Take each line that has the word "Significantly" and return it.

Records that describe figures
** BEGIN **

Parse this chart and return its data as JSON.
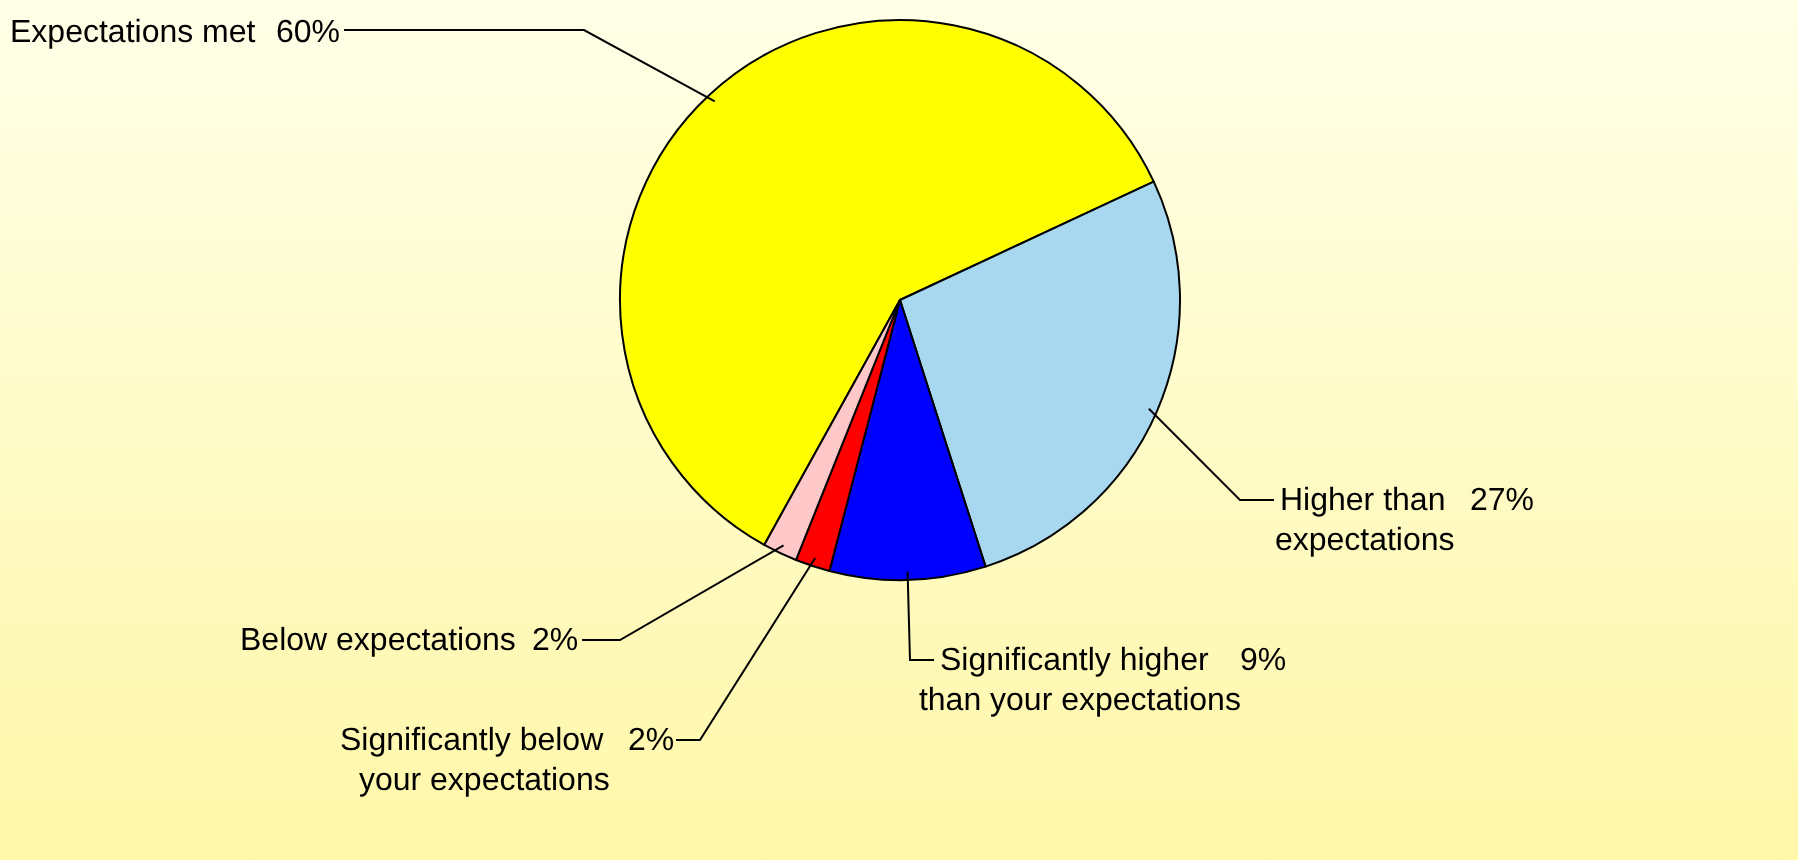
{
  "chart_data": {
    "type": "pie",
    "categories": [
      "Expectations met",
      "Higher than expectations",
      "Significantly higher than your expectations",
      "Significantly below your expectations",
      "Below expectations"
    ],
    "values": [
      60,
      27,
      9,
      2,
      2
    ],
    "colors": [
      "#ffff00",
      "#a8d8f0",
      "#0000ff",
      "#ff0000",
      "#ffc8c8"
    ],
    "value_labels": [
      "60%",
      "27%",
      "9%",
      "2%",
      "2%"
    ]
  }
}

** END **

→ Solved problem:
      "Significantly higher than your expectations",
      "Significantly below your expectations",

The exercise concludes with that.